### Data excerpts
⁂

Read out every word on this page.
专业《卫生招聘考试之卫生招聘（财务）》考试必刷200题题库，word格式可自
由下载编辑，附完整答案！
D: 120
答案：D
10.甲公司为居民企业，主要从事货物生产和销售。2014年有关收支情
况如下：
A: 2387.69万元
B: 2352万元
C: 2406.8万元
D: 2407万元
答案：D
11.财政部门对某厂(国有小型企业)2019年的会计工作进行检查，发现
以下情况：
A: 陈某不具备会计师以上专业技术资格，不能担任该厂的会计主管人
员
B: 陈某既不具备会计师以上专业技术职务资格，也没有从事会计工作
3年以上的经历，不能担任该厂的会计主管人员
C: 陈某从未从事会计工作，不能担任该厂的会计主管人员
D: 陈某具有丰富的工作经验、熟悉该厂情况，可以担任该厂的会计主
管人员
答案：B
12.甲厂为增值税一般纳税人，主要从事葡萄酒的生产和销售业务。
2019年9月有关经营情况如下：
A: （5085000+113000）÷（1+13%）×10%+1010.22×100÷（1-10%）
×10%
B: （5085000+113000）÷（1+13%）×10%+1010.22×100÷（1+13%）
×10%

⁂

### Directions for this task
Print the records above exactly as they appear.

### Solution to this task
Read out every word on this page.
专业《卫生招聘考试之卫生招聘（财务）》考试必刷200题题库，word格式可自
由下载编辑，附完整答案！
D: 120
答案：D
10.甲公司为居民企业，主要从事货物生产和销售。2014年有关收支情
况如下：
A: 2387.69万元
B: 2352万元
C: 2406.8万元
D: 2407万元
答案：D
11.财政部门对某厂(国有小型企业)2019年的会计工作进行检查，发现
以下情况：
A: 陈某不具备会计师以上专业技术资格，不能担任该厂的会计主管人
员
B: 陈某既不具备会计师以上专业技术职务资格，也没有从事会计工作
3年以上的经历，不能担任该厂的会计主管人员
C: 陈某从未从事会计工作，不能担任该厂的会计主管人员
D: 陈某具有丰富的工作经验、熟悉该厂情况，可以担任该厂的会计主
管人员
答案：B
12.甲厂为增值税一般纳税人，主要从事葡萄酒的生产和销售业务。
2019年9月有关经营情况如下：
A: （5085000+113000）÷（1+13%）×10%+1010.22×100÷（1-10%）
×10%
B: （5085000+113000）÷（1+13%）×10%+1010.22×100÷（1+13%）
×10%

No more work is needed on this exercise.